## Work required
Word for word, set down the records and skip each picture.

----- Input records

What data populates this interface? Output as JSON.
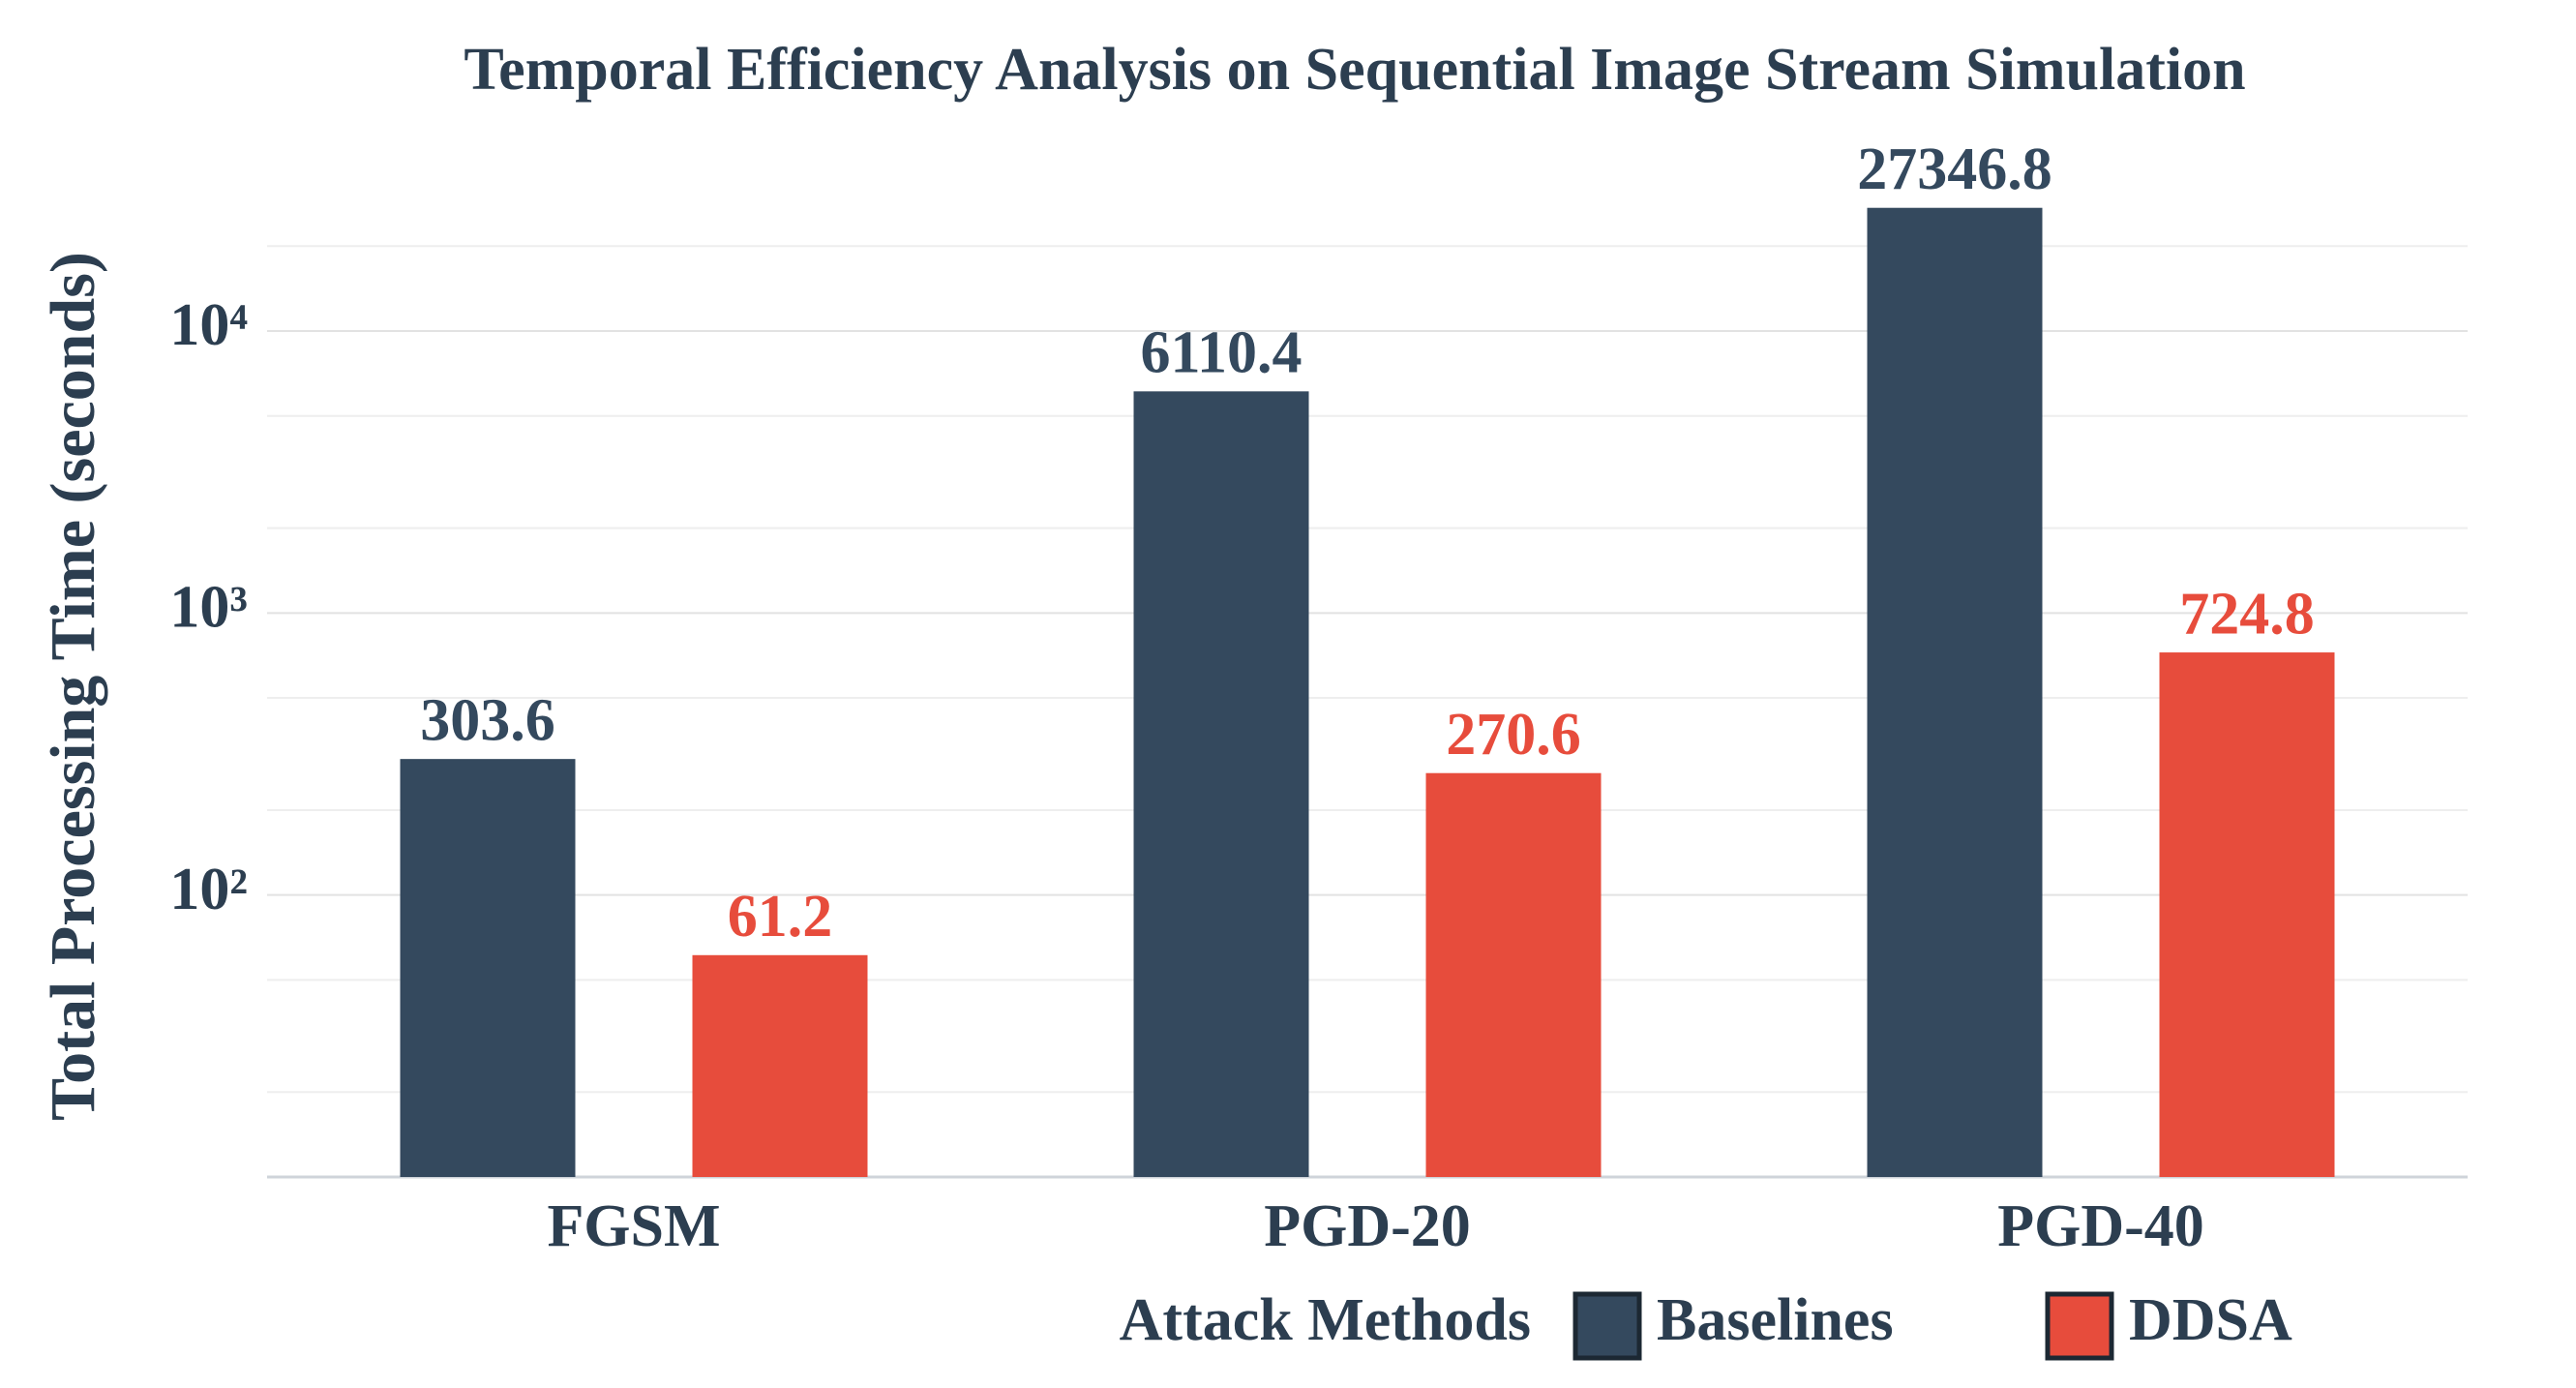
{
  "chart_data": {
    "type": "bar",
    "title": "Temporal Efficiency Analysis on Sequential Image Stream Simulation",
    "x_label": "Attack Methods",
    "y_label": "Total Processing Time (seconds)",
    "categories": [
      "FGSM",
      "PGD-20",
      "PGD-40"
    ],
    "series": [
      {
        "name": "Baselines",
        "color": "#34495e",
        "values": [
          303.6,
          6110.4,
          27346.8
        ]
      },
      {
        "name": "DDSA",
        "color": "#e74c3c",
        "values": [
          61.2,
          270.6,
          724.8
        ]
      }
    ],
    "log_scale": true,
    "ylim": [
      10,
      30000
    ],
    "yticks": [
      {
        "value": 100,
        "label": "10²"
      },
      {
        "value": 1000,
        "label": "10³"
      },
      {
        "value": 10000,
        "label": "10⁴"
      }
    ],
    "yminorticks": [
      20,
      50,
      200,
      500,
      2000,
      5000,
      20000
    ],
    "grid": true,
    "legend_position": "bottom"
  }
}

----------

## Response to the task
What data populates this interface? Output as JSON.
{
  "chart_data": {
    "type": "bar",
    "title": "Temporal Efficiency Analysis on Sequential Image Stream Simulation",
    "x_label": "Attack Methods",
    "y_label": "Total Processing Time (seconds)",
    "categories": [
      "FGSM",
      "PGD-20",
      "PGD-40"
    ],
    "series": [
      {
        "name": "Baselines",
        "color": "#34495e",
        "values": [
          303.6,
          6110.4,
          27346.8
        ]
      },
      {
        "name": "DDSA",
        "color": "#e74c3c",
        "values": [
          61.2,
          270.6,
          724.8
        ]
      }
    ],
    "log_scale": true,
    "ylim": [
      10,
      30000
    ],
    "yticks": [
      {
        "value": 100,
        "label": "10²"
      },
      {
        "value": 1000,
        "label": "10³"
      },
      {
        "value": 10000,
        "label": "10⁴"
      }
    ],
    "yminorticks": [
      20,
      50,
      200,
      500,
      2000,
      5000,
      20000
    ],
    "grid": true,
    "legend_position": "bottom"
  }
}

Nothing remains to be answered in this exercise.